----- SUPPLIED INFORMATION

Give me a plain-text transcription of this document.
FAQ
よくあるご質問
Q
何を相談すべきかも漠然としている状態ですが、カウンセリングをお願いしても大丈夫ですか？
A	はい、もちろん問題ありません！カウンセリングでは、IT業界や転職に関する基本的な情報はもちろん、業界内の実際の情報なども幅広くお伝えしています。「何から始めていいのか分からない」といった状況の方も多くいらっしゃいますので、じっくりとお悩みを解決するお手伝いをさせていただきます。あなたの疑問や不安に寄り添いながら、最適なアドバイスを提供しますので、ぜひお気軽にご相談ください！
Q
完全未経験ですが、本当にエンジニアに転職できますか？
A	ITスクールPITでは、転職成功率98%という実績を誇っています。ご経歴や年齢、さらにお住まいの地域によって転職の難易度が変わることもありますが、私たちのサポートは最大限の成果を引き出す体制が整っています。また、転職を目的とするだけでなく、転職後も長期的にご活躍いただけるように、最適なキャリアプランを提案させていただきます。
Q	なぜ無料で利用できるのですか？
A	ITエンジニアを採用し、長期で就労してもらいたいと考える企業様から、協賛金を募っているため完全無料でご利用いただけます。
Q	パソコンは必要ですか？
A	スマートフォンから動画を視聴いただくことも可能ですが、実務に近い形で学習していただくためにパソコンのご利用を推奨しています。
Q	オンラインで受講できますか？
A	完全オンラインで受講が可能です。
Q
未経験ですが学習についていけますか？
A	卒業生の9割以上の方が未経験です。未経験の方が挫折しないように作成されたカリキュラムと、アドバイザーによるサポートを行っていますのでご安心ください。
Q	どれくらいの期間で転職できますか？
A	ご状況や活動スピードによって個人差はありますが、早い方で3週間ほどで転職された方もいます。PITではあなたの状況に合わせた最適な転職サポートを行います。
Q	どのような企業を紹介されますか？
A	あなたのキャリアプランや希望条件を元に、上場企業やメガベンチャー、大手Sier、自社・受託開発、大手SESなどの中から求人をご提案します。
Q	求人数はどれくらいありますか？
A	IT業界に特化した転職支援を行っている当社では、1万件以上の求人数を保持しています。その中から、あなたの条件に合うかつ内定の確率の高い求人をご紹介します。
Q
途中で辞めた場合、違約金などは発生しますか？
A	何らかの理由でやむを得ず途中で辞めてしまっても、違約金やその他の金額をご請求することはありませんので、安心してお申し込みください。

----------

- _GOAL OF THE EXERCISE_
Each of the records should be retyped exactly.

- _ANSWER TO THIS PROBLEM_
Give me a plain-text transcription of this document.
FAQ
よくあるご質問
Q
何を相談すべきかも漠然としている状態ですが、カウンセリングをお願いしても大丈夫ですか？
A	はい、もちろん問題ありません！カウンセリングでは、IT業界や転職に関する基本的な情報はもちろん、業界内の実際の情報なども幅広くお伝えしています。「何から始めていいのか分からない」といった状況の方も多くいらっしゃいますので、じっくりとお悩みを解決するお手伝いをさせていただきます。あなたの疑問や不安に寄り添いながら、最適なアドバイスを提供しますので、ぜひお気軽にご相談ください！
Q
完全未経験ですが、本当にエンジニアに転職できますか？
A	ITスクールPITでは、転職成功率98%という実績を誇っています。ご経歴や年齢、さらにお住まいの地域によって転職の難易度が変わることもありますが、私たちのサポートは最大限の成果を引き出す体制が整っています。また、転職を目的とするだけでなく、転職後も長期的にご活躍いただけるように、最適なキャリアプランを提案させていただきます。
Q	なぜ無料で利用できるのですか？
A	ITエンジニアを採用し、長期で就労してもらいたいと考える企業様から、協賛金を募っているため完全無料でご利用いただけます。
Q	パソコンは必要ですか？
A	スマートフォンから動画を視聴いただくことも可能ですが、実務に近い形で学習していただくためにパソコンのご利用を推奨しています。
Q	オンラインで受講できますか？
A	完全オンラインで受講が可能です。
Q
未経験ですが学習についていけますか？
A	卒業生の9割以上の方が未経験です。未経験の方が挫折しないように作成されたカリキュラムと、アドバイザーによるサポートを行っていますのでご安心ください。
Q	どれくらいの期間で転職できますか？
A	ご状況や活動スピードによって個人差はありますが、早い方で3週間ほどで転職された方もいます。PITではあなたの状況に合わせた最適な転職サポートを行います。
Q	どのような企業を紹介されますか？
A	あなたのキャリアプランや希望条件を元に、上場企業やメガベンチャー、大手Sier、自社・受託開発、大手SESなどの中から求人をご提案します。
Q	求人数はどれくらいありますか？
A	IT業界に特化した転職支援を行っている当社では、1万件以上の求人数を保持しています。その中から、あなたの条件に合うかつ内定の確率の高い求人をご紹介します。
Q
途中で辞めた場合、違約金などは発生しますか？
A	何らかの理由でやむを得ず途中で辞めてしまっても、違約金やその他の金額をご請求することはありませんので、安心してお申し込みください。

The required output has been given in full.